_Problem to work on_
Translate this sentence from the blog comments into Spanish: "I remember trying to take a 30-second shower while Alex sat screaming in a carrier in the middle of the bathroom floor."

_Text section_
We had those pre-folds everywhere, too. Both of my children used them as loveys, Kate still does. It’s a num-num. Because that’s what Sam called it. I had a massive stack of identical (white) ones for him, so we didn’t run out even when he chewed them, but Kate is attached to a very specific pink one that (of course) cannot be replaced although I’ve tried. and tried. Why, oh Why, Carter’s, did you change the weave of the burp cloths?
Right. This is your blog, not mine. I’ll stop now.
July 21st, 2010 at 5:18 pm
Ahhh. The simple life! When all they want is YOU YOU YOU. I remember trying to take a 30-second shower while Alex sat screaming in a carrier in the middle of the bathroom floor. (That was when he was 9 months old. Ahem.) They just want you more and more until they reach about age 9 or 10, then it swiftly declines and you become an embarrassment to them, at least publicly. Haha!

_Supplied information_
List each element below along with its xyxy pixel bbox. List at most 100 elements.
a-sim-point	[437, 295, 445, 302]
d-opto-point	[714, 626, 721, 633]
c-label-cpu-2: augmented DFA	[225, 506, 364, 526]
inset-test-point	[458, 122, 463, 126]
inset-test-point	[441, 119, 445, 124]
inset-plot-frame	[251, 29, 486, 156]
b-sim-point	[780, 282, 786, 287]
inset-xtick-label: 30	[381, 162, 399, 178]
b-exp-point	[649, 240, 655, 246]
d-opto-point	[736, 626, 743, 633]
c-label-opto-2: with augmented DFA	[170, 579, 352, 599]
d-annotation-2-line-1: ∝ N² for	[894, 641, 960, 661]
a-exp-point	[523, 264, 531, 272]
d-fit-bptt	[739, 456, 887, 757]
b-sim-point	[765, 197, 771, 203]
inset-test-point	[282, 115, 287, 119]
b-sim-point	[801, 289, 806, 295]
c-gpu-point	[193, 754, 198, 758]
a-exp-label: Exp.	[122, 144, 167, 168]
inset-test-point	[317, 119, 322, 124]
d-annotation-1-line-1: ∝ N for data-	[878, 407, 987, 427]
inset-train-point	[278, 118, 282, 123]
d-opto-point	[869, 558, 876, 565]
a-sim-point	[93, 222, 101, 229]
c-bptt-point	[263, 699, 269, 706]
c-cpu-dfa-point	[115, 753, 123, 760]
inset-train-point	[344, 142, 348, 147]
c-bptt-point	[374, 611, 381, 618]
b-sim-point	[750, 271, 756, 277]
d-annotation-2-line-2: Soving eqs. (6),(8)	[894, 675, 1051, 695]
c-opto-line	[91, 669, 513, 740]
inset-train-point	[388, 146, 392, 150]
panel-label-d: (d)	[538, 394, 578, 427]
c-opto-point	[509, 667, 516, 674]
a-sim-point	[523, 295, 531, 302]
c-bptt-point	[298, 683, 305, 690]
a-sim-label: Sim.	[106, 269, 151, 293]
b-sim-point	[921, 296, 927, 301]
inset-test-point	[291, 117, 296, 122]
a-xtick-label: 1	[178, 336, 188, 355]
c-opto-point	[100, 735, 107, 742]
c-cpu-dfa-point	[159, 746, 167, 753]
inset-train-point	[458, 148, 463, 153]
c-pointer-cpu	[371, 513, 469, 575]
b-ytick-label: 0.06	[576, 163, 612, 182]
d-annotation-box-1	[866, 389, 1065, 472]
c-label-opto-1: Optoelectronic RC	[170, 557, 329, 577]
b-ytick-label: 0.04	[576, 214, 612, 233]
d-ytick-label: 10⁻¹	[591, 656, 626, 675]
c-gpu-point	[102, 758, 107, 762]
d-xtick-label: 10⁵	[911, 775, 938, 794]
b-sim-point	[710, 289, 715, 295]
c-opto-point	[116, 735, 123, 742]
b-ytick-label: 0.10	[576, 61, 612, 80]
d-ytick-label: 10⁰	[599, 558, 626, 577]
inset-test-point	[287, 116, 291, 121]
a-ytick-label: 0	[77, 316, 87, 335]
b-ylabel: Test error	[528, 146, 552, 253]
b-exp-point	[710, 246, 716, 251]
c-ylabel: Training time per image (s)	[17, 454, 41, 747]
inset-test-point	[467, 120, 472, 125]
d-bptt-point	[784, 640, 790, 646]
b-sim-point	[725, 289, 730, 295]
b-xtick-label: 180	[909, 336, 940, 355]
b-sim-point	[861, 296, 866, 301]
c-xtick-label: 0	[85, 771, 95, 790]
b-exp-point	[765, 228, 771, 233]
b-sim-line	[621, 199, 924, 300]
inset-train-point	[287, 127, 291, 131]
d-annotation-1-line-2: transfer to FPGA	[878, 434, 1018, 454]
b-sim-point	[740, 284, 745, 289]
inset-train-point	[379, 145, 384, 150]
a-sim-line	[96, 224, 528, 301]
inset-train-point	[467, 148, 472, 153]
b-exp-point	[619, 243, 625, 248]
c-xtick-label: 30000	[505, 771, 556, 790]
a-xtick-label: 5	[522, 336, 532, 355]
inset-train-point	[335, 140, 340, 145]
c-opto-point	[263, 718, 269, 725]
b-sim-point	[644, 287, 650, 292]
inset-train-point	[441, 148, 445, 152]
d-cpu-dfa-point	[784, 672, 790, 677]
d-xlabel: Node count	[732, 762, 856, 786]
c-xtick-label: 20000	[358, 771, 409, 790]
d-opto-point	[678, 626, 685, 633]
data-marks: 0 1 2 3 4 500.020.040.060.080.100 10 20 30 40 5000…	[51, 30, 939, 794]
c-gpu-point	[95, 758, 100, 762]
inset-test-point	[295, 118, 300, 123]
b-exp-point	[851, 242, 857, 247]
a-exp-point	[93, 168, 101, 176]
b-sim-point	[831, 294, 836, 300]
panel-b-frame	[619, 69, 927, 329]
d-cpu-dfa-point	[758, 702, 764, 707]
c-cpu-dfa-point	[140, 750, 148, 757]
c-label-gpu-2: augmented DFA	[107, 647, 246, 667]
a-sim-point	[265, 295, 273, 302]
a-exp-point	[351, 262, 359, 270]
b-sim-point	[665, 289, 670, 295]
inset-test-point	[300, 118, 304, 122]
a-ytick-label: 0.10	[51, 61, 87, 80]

_Written answer_
Recuerdo intentar darme una ducha de 30 segundos mientras Alex estaba sentado gritando en un portabebés en medio del suelo del baño.